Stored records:

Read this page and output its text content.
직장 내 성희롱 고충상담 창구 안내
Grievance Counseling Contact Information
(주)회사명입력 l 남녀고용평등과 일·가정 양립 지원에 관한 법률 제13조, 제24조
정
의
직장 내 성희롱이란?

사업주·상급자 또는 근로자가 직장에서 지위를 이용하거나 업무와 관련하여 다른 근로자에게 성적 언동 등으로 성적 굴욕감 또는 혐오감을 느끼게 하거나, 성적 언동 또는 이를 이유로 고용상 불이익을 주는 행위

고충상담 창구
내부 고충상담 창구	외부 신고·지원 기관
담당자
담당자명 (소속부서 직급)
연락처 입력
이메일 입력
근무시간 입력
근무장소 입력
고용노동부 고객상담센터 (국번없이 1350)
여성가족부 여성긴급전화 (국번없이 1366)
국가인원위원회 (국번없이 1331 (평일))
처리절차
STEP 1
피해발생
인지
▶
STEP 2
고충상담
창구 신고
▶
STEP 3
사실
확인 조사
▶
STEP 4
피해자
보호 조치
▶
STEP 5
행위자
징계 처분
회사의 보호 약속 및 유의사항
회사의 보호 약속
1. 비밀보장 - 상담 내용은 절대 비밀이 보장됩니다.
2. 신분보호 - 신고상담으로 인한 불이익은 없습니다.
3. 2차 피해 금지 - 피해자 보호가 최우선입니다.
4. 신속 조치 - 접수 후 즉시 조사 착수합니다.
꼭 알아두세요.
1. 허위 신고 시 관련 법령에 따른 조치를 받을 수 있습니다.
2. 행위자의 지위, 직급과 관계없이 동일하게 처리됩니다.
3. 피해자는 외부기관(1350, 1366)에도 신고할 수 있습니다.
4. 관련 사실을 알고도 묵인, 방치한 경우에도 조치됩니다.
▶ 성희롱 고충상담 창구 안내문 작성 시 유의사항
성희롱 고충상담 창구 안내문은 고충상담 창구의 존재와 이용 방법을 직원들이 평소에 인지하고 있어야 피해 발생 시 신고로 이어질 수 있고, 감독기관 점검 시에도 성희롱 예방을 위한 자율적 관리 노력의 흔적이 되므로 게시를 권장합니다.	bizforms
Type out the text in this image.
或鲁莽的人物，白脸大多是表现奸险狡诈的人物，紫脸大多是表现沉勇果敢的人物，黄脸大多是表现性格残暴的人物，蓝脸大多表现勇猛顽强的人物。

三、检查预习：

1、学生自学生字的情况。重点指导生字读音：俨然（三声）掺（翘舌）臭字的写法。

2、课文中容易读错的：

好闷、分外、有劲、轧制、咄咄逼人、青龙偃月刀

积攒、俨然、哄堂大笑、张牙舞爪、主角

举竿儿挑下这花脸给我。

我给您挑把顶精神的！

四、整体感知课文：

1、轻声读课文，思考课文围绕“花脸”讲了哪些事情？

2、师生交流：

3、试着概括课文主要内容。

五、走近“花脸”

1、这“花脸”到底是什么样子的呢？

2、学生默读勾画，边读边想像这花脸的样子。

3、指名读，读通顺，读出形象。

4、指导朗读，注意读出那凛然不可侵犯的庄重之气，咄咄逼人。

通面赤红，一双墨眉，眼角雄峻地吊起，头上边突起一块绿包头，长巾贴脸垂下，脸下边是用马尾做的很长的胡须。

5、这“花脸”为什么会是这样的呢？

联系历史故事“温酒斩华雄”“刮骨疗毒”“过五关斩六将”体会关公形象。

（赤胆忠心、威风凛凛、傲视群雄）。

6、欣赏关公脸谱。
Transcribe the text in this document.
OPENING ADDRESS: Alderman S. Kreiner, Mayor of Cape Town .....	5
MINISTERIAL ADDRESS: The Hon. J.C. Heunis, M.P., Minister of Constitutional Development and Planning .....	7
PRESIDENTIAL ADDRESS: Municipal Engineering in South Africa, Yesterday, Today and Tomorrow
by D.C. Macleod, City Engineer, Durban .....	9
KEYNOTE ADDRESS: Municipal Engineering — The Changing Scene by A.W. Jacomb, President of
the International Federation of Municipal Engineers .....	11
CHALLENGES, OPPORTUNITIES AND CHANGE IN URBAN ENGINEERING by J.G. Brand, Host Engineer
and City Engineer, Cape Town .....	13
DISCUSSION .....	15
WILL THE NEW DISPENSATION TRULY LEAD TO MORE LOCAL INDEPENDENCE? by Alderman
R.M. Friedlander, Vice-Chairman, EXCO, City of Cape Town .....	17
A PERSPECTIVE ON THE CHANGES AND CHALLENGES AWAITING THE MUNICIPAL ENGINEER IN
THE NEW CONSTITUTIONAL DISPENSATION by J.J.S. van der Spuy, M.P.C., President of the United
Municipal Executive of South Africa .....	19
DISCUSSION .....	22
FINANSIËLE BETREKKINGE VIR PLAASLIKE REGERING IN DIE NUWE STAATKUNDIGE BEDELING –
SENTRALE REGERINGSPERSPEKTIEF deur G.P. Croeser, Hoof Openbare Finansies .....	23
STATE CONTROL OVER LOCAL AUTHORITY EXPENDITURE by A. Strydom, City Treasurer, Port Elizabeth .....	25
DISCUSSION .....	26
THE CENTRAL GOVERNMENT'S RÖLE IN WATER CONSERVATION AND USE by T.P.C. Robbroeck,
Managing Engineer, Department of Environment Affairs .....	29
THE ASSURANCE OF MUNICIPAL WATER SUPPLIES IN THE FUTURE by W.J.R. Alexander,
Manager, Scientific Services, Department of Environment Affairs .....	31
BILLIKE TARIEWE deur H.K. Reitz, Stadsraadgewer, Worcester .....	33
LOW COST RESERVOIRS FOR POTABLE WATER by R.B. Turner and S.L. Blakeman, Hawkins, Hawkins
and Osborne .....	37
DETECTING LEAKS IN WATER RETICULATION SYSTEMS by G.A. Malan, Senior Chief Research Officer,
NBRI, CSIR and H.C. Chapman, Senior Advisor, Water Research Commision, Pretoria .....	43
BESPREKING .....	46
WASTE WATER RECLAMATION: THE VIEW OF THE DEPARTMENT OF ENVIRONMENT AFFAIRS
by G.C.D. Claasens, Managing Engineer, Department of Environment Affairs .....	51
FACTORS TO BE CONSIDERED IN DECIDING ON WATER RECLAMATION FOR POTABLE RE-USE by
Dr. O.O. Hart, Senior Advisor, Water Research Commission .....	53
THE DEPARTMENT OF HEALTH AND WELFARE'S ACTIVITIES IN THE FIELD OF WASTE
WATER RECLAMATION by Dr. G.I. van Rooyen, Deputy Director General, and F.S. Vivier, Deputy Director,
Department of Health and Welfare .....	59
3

> **Exercise directions**
From the listing, tally every line with the word "ADDRESS" in it and give only the tally.

> **Exercise result**
4